● Given data

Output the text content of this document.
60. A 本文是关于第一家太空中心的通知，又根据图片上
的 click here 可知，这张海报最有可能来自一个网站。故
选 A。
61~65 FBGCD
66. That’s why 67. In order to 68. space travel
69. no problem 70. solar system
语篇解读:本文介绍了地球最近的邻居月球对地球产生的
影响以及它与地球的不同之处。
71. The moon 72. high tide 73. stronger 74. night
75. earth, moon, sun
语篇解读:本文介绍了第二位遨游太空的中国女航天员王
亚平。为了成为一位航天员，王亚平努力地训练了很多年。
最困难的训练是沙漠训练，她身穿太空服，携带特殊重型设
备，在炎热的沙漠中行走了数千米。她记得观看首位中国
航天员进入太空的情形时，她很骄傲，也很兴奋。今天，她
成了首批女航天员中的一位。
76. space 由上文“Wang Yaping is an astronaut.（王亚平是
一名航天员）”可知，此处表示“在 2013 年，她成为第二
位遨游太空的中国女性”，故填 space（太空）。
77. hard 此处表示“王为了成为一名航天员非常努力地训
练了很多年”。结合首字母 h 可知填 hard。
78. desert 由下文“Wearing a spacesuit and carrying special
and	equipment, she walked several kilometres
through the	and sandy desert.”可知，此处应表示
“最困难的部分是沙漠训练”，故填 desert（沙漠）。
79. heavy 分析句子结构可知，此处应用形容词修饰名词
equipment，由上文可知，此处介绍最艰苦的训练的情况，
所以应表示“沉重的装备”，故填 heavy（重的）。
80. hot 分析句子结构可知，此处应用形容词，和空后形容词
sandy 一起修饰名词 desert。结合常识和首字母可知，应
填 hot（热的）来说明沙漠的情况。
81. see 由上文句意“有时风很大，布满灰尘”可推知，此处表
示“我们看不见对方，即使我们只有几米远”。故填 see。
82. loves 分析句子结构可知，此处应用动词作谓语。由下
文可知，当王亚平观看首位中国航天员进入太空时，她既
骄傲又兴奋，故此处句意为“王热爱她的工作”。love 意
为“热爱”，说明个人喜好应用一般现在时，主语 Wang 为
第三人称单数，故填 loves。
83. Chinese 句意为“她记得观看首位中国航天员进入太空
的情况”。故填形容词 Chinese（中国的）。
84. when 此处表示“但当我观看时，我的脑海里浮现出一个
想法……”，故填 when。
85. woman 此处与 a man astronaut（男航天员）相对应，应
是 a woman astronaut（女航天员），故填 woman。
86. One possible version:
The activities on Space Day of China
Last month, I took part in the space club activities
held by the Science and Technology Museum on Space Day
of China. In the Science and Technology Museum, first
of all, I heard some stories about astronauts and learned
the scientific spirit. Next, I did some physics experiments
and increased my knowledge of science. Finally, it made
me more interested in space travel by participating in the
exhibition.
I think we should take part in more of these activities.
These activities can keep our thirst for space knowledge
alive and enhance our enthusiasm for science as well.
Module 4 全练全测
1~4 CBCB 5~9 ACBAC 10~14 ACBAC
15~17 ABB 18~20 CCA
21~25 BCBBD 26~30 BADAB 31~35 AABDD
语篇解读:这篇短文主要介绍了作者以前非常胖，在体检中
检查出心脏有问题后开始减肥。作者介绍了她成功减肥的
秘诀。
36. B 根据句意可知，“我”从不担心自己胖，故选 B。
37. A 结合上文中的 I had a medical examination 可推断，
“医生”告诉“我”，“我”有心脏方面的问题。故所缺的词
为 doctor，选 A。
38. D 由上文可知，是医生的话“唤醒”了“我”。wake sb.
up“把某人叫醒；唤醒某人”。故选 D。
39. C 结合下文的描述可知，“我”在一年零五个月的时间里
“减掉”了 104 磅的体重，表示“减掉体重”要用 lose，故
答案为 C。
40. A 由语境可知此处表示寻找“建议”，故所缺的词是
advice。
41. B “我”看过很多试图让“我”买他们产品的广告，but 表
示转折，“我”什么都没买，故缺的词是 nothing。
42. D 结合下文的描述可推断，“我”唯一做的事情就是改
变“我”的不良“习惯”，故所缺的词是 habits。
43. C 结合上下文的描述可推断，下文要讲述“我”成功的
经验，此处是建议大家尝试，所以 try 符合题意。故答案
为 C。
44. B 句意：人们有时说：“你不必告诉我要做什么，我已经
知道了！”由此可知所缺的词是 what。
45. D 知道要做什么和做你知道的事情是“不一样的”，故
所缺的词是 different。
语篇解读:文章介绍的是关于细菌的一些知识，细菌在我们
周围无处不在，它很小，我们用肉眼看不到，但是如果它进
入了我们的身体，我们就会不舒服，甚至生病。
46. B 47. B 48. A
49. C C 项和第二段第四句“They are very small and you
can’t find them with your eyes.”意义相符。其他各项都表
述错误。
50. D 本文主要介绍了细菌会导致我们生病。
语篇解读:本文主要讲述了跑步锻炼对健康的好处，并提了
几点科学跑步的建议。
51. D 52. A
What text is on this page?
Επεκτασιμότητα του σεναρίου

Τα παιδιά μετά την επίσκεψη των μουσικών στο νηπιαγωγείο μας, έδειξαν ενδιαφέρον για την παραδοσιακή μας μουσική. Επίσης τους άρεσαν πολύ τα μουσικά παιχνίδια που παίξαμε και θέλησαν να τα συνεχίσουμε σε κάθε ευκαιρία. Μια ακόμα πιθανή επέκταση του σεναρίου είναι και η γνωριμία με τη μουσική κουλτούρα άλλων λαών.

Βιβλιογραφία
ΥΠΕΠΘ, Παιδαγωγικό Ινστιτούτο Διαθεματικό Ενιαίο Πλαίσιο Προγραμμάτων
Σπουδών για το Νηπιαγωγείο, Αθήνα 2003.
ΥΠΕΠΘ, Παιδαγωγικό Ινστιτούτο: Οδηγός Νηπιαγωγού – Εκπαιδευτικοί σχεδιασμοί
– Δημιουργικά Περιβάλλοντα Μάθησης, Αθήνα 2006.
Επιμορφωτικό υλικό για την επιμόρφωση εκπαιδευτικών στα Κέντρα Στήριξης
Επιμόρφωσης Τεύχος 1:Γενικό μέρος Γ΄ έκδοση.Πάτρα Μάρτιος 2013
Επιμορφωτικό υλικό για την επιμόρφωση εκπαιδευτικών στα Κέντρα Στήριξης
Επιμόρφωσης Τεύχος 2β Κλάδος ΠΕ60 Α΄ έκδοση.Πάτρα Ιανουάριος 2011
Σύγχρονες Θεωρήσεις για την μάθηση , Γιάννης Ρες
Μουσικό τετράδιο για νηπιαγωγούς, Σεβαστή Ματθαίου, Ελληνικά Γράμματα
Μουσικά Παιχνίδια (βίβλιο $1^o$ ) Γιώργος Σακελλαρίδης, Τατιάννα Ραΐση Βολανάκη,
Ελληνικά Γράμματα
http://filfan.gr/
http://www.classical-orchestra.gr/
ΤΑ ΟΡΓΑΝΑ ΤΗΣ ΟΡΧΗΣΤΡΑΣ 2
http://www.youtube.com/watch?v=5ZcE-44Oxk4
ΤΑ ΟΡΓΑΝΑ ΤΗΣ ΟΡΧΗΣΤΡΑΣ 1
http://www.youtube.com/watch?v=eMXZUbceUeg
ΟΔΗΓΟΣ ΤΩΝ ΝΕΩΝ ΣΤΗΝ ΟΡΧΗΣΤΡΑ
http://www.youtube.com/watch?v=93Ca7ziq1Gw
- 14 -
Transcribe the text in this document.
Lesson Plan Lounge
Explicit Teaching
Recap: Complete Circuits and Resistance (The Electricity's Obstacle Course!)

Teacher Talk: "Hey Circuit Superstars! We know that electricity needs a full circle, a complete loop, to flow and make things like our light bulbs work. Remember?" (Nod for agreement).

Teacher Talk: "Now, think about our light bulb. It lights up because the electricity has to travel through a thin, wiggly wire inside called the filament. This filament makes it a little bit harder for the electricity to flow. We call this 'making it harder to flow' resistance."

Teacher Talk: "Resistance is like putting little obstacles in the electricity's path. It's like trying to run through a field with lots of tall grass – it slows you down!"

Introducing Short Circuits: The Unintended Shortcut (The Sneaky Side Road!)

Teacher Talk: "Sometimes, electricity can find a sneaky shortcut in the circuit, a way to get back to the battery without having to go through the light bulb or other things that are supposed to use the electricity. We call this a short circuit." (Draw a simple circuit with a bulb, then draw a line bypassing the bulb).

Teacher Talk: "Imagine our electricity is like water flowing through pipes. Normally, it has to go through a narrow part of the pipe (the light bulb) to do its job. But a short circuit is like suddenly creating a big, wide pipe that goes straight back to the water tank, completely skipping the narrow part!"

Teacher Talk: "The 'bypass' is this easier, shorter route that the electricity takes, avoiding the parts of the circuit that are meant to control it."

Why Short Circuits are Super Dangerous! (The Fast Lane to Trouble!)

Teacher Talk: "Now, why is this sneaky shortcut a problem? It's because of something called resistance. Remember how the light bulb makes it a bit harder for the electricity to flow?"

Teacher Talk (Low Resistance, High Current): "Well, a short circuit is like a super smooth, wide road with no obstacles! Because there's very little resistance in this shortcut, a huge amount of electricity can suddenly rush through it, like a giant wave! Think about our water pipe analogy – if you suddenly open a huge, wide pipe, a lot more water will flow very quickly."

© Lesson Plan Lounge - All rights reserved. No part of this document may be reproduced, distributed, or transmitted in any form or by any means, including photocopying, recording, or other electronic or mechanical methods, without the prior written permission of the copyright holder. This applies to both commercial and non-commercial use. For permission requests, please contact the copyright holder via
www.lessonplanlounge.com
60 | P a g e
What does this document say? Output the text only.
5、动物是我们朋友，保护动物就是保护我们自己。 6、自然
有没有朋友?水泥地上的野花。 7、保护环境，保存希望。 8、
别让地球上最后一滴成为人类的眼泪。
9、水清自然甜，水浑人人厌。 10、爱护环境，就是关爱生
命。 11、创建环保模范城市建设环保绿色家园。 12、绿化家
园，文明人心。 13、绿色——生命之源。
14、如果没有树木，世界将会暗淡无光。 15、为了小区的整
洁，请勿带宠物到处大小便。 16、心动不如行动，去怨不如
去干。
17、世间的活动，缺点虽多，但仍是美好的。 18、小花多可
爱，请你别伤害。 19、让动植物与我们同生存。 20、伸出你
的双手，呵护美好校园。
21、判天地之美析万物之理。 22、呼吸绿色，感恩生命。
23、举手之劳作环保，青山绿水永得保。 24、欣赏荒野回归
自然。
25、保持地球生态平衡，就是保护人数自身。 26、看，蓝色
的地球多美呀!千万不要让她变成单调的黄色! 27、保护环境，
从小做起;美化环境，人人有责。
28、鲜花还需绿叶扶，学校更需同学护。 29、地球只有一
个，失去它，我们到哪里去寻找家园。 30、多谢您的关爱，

● Short task
Where a line contains "Chinese", copy that line.

● Reply
83. Chinese 句意为“她记得观看首位中国航天员进入太空
的情况”。故填形容词 Chinese（中国的）。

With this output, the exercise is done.